## Page
Jamais le Vermandois ne tenait autant son avenir entre ses doigts. En cette année 923, le dixième siècle de l'ére chrétienne était déjà entamé et pourtant la crainte de la fin des temps prévu par les millénaristes et Saint Jean semblait encore loin. Ce siècle est aussi un des mal aimés de l'histoire officielle. Il compte pour nous parmi les plus éminents. Même si les évènements seront nombreux, ce sera un siècle de paix qui s'achèvera par la consécration des Capétiens. La providence et la sagesse des hommes avaient donné deux fers au feux de notre région de paysans et de forgerons. Les deux lignées les plus aptes au commandement figuraient à égale distance. Le bon choix, comme souvent, ne se dévoila pas le premier.
Herbert II tenait à sa merci Charles le Simple et le déplaca dans un premier temps de sa forteresse de Château-Thierry vers celle de Péronne qui est parvenue jusqu'à nous. Selon les usages, Herbert n'avait pas retenu la femme de Charles qui ira se réfugier dans sa famille anglaise emmenant son fils Louis qui nous reviendra avec le qualificatif d'outremer. Sa mère, qui répond au doux nom d'Ogive, est fille d'Edouard dit l'ancien , roi d'Angleterre. La bataille de Soissons eut lieu en 923 et Herbert II gardera Charles jusqu'en 929.
Cette décennie fut un peu troublée. A Rome, le pape fera déterrer son prédécesseur pour le présenter en justice. Les monastères que Louis le débonnaire et saint Benoît d'Aniane avaient voulu unifier au concile d'Aix la Chapelle en 817, ne trouveront plus d'appuis solides. L'ordre de Cluny va donc naître avec la bénédiction du comte d'Aquitaine que l'ordre de succession et la richesse tiennent loin des troubles en revendiquant son indépendance avec le pouvoir temporel. C'était un affront sans pareil à l'Etat tel que nous le concevons aujourd'hui. Ce le fut plus encore, car le bluff réussira plusieurs siècles !.
Cette réalité historique nous oblige à gommer de notre analyse la conception de l'Etat et du pouvoir central, qui est la nôtre mais qui n'avait aucun sens en ces temps. La liberté, la courtoisie et le respect étaient beaucoup plus forts qu'aujourd' hui et le monde occidental vivait fort bien sans Etat. Le monarque d'alors, Charles le Simple, était prisonnier ; son geôlier ne demandait qu'un peu de terre mais ne revendiquait ni honneur, ni pouvoir législatif. L'histoire s'écrivait autour d'une compétition de familles en oubliant complétement que le monde prospérait et se construisait de solides mottes féodales et des bastides. Il importait peu au petit peuple de savoir qu' Hugues, fils de Robert Ier, beau frère d' Herbert nomma Raoul, son autre beau-frère, comme seigneur de Laon pendant la captivité de Charles. Mais le seigneur de Laon est pour tous l' héritier impérial et nombreux seront les grands d' Aquitaine et de Normandie qui refuseront l'allégeance. Pour justifier son pouvoir usurpé, le roi est alors obligé d'affronter ceux qui s'opposent à sa reconnaissance. Ainsi, Raoul détruira encore l' aura carolingienne au profit de son commanditaire robertien. Herbert rigola moins quand Raoul reprit Péronne sans toutefois récupérer Charles le Simple. Pour contrer Raoul assis sur son promontoire de Laon, Herbert imagine de couper les arrières de son nouveau rival pas seulement en annexant Reims. Comme cette ville approvisionnait depuis l'antiquité le trésor impérial, Herbert intriguera avec des espèces, des chevaux, des terres et de nombreux cadeaux pour faire nommer son fils évêque de Reims. Tenant l'argent et la ville lige de l'empereur, Herbert pense que le fruit va lui tomber dans la main. Il ne pense pas à l'Empire mais seulement à la ville de Laon qu'il veut pour siège.

## Consigne
Recopiez, dans la page sur le Vermandois au dixième siècle, tout le passage qui va de « Herbert II tenait » jusqu'à « Charles jusqu'en 929. » inclus.

## Données fournies
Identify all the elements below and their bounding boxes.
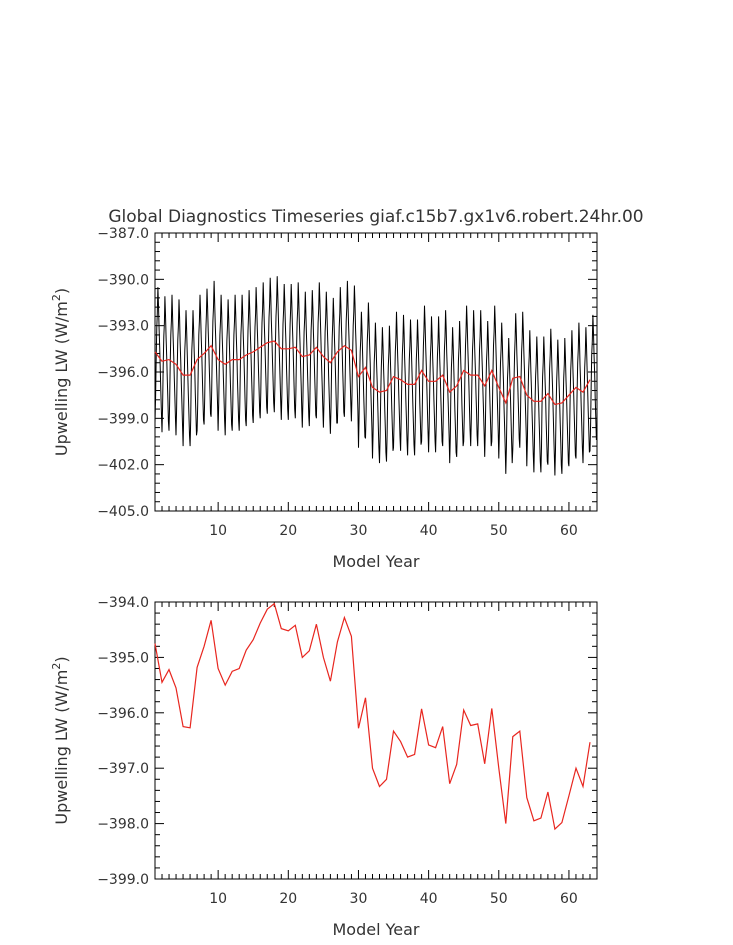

## Réponse
Herbert II tenait à sa merci Charles le Simple et le déplaca dans un premier temps de sa forteresse de Château-Thierry vers celle de Péronne qui est parvenue jusqu'à nous. Selon les usages, Herbert n'avait pas retenu la femme de Charles qui ira se réfugier dans sa famille anglaise emmenant son fils Louis qui nous reviendra avec le qualificatif d'outremer. Sa mère, qui répond au doux nom d'Ogive, est fille d'Edouard dit l'ancien , roi d'Angleterre. La bataille de Soissons eut lieu en 923 et Herbert II gardera Charles jusqu'en 929.